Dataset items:

----------

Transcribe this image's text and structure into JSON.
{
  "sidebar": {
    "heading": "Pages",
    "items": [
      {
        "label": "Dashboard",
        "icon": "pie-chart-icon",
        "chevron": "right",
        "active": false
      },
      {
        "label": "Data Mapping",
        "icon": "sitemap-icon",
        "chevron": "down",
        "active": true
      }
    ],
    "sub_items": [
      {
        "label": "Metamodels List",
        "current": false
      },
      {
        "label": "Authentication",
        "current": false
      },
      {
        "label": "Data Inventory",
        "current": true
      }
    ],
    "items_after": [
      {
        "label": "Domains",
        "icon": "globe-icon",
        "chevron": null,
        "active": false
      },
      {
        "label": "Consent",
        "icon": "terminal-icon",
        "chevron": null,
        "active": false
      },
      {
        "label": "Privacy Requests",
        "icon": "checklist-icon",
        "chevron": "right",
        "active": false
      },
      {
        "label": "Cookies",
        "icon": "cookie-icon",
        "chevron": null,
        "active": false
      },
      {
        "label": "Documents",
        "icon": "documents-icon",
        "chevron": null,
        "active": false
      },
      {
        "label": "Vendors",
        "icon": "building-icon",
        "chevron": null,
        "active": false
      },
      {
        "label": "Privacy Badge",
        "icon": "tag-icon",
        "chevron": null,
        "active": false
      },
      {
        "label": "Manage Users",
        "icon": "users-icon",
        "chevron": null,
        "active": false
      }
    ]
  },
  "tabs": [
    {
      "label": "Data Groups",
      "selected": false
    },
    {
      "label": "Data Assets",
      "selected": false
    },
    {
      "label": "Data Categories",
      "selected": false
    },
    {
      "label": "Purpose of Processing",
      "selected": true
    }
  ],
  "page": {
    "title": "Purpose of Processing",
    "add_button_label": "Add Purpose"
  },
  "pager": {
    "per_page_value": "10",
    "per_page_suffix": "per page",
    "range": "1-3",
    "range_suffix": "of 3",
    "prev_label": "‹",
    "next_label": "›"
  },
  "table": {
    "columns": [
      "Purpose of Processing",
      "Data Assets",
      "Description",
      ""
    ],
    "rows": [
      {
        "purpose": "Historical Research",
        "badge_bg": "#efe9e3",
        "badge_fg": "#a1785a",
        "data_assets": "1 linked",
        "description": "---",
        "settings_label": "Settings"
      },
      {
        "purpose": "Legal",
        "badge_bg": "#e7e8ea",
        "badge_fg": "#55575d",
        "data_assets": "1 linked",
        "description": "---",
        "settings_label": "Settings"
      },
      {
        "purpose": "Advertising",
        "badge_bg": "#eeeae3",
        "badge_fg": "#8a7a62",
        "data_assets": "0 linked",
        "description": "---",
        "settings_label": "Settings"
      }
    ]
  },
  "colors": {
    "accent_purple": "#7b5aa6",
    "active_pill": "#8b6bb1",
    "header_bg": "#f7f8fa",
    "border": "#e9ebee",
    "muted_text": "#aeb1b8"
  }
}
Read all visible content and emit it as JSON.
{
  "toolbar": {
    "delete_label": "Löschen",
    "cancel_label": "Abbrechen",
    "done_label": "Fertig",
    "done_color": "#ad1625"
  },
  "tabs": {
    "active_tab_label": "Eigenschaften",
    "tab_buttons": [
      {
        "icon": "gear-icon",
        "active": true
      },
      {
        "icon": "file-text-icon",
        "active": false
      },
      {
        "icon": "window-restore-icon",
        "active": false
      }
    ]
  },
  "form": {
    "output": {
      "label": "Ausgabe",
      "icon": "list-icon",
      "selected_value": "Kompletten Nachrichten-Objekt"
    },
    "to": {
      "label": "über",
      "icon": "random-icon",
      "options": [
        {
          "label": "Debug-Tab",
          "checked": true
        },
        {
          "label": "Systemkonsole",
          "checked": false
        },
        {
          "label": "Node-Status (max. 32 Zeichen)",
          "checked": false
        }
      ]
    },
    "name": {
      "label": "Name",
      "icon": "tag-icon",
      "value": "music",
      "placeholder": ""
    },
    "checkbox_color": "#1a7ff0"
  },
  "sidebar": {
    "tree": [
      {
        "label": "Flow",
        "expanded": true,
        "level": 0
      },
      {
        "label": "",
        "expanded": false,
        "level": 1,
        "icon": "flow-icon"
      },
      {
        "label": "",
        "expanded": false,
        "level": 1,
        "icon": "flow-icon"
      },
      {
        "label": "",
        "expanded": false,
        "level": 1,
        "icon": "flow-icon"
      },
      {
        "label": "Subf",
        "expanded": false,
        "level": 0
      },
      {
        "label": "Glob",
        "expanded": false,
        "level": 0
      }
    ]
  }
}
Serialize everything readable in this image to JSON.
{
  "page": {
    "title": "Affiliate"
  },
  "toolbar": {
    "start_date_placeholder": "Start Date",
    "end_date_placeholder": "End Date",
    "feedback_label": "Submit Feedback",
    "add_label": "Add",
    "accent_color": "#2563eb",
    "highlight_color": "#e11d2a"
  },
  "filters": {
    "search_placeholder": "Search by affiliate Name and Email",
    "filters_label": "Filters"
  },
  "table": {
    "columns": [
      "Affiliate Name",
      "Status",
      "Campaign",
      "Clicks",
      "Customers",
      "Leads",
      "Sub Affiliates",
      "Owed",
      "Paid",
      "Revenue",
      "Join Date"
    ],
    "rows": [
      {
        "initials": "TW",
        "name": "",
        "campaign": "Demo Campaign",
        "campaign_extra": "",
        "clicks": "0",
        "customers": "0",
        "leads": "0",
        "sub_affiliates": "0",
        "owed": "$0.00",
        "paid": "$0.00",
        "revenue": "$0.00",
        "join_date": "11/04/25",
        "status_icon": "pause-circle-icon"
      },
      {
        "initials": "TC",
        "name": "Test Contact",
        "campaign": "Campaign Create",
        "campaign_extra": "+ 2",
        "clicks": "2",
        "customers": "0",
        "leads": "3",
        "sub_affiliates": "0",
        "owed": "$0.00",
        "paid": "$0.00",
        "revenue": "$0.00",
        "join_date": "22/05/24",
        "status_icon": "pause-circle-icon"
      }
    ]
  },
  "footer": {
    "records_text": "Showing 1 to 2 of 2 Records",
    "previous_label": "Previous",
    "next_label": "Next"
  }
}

----------

**DO THIS**
Quote all of the entries exactly as they appear.

**EXPECTED ANSWER**
Transcribe this image's text and structure into JSON.
{
  "sidebar": {
    "heading": "Pages",
    "items": [
      {
        "label": "Dashboard",
        "icon": "pie-chart-icon",
        "chevron": "right",
        "active": false
      },
      {
        "label": "Data Mapping",
        "icon": "sitemap-icon",
        "chevron": "down",
        "active": true
      }
    ],
    "sub_items": [
      {
        "label": "Metamodels List",
        "current": false
      },
      {
        "label": "Authentication",
        "current": false
      },
      {
        "label": "Data Inventory",
        "current": true
      }
    ],
    "items_after": [
      {
        "label": "Domains",
        "icon": "globe-icon",
        "chevron": null,
        "active": false
      },
      {
        "label": "Consent",
        "icon": "terminal-icon",
        "chevron": null,
        "active": false
      },
      {
        "label": "Privacy Requests",
        "icon": "checklist-icon",
        "chevron": "right",
        "active": false
      },
      {
        "label": "Cookies",
        "icon": "cookie-icon",
        "chevron": null,
        "active": false
      },
      {
        "label": "Documents",
        "icon": "documents-icon",
        "chevron": null,
        "active": false
      },
      {
        "label": "Vendors",
        "icon": "building-icon",
        "chevron": null,
        "active": false
      },
      {
        "label": "Privacy Badge",
        "icon": "tag-icon",
        "chevron": null,
        "active": false
      },
      {
        "label": "Manage Users",
        "icon": "users-icon",
        "chevron": null,
        "active": false
      }
    ]
  },
  "tabs": [
    {
      "label": "Data Groups",
      "selected": false
    },
    {
      "label": "Data Assets",
      "selected": false
    },
    {
      "label": "Data Categories",
      "selected": false
    },
    {
      "label": "Purpose of Processing",
      "selected": true
    }
  ],
  "page": {
    "title": "Purpose of Processing",
    "add_button_label": "Add Purpose"
  },
  "pager": {
    "per_page_value": "10",
    "per_page_suffix": "per page",
    "range": "1-3",
    "range_suffix": "of 3",
    "prev_label": "‹",
    "next_label": "›"
  },
  "table": {
    "columns": [
      "Purpose of Processing",
      "Data Assets",
      "Description",
      ""
    ],
    "rows": [
      {
        "purpose": "Historical Research",
        "badge_bg": "#efe9e3",
        "badge_fg": "#a1785a",
        "data_assets": "1 linked",
        "description": "---",
        "settings_label": "Settings"
      },
      {
        "purpose": "Legal",
        "badge_bg": "#e7e8ea",
        "badge_fg": "#55575d",
        "data_assets": "1 linked",
        "description": "---",
        "settings_label": "Settings"
      },
      {
        "purpose": "Advertising",
        "badge_bg": "#eeeae3",
        "badge_fg": "#8a7a62",
        "data_assets": "0 linked",
        "description": "---",
        "settings_label": "Settings"
      }
    ]
  },
  "colors": {
    "accent_purple": "#7b5aa6",
    "active_pill": "#8b6bb1",
    "header_bg": "#f7f8fa",
    "border": "#e9ebee",
    "muted_text": "#aeb1b8"
  }
}
Read all visible content and emit it as JSON.
{
  "toolbar": {
    "delete_label": "Löschen",
    "cancel_label": "Abbrechen",
    "done_label": "Fertig",
    "done_color": "#ad1625"
  },
  "tabs": {
    "active_tab_label": "Eigenschaften",
    "tab_buttons": [
      {
        "icon": "gear-icon",
        "active": true
      },
      {
        "icon": "file-text-icon",
        "active": false
      },
      {
        "icon": "window-restore-icon",
        "active": false
      }
    ]
  },
  "form": {
    "output": {
      "label": "Ausgabe",
      "icon": "list-icon",
      "selected_value": "Kompletten Nachrichten-Objekt"
    },
    "to": {
      "label": "über",
      "icon": "random-icon",
      "options": [
        {
          "label": "Debug-Tab",
          "checked": true
        },
        {
          "label": "Systemkonsole",
          "checked": false
        },
        {
          "label": "Node-Status (max. 32 Zeichen)",
          "checked": false
        }
      ]
    },
    "name": {
      "label": "Name",
      "icon": "tag-icon",
      "value": "music",
      "placeholder": ""
    },
    "checkbox_color": "#1a7ff0"
  },
  "sidebar": {
    "tree": [
      {
        "label": "Flow",
        "expanded": true,
        "level": 0
      },
      {
        "label": "",
        "expanded": false,
        "level": 1,
        "icon": "flow-icon"
      },
      {
        "label": "",
        "expanded": false,
        "level": 1,
        "icon": "flow-icon"
      },
      {
        "label": "",
        "expanded": false,
        "level": 1,
        "icon": "flow-icon"
      },
      {
        "label": "Subf",
        "expanded": false,
        "level": 0
      },
      {
        "label": "Glob",
        "expanded": false,
        "level": 0
      }
    ]
  }
}
Serialize everything readable in this image to JSON.
{
  "page": {
    "title": "Affiliate"
  },
  "toolbar": {
    "start_date_placeholder": "Start Date",
    "end_date_placeholder": "End Date",
    "feedback_label": "Submit Feedback",
    "add_label": "Add",
    "accent_color": "#2563eb",
    "highlight_color": "#e11d2a"
  },
  "filters": {
    "search_placeholder": "Search by affiliate Name and Email",
    "filters_label": "Filters"
  },
  "table": {
    "columns": [
      "Affiliate Name",
      "Status",
      "Campaign",
      "Clicks",
      "Customers",
      "Leads",
      "Sub Affiliates",
      "Owed",
      "Paid",
      "Revenue",
      "Join Date"
    ],
    "rows": [
      {
        "initials": "TW",
        "name": "",
        "campaign": "Demo Campaign",
        "campaign_extra": "",
        "clicks": "0",
        "customers": "0",
        "leads": "0",
        "sub_affiliates": "0",
        "owed": "$0.00",
        "paid": "$0.00",
        "revenue": "$0.00",
        "join_date": "11/04/25",
        "status_icon": "pause-circle-icon"
      },
      {
        "initials": "TC",
        "name": "Test Contact",
        "campaign": "Campaign Create",
        "campaign_extra": "+ 2",
        "clicks": "2",
        "customers": "0",
        "leads": "3",
        "sub_affiliates": "0",
        "owed": "$0.00",
        "paid": "$0.00",
        "revenue": "$0.00",
        "join_date": "22/05/24",
        "status_icon": "pause-circle-icon"
      }
    ]
  },
  "footer": {
    "records_text": "Showing 1 to 2 of 2 Records",
    "previous_label": "Previous",
    "next_label": "Next"
  }
}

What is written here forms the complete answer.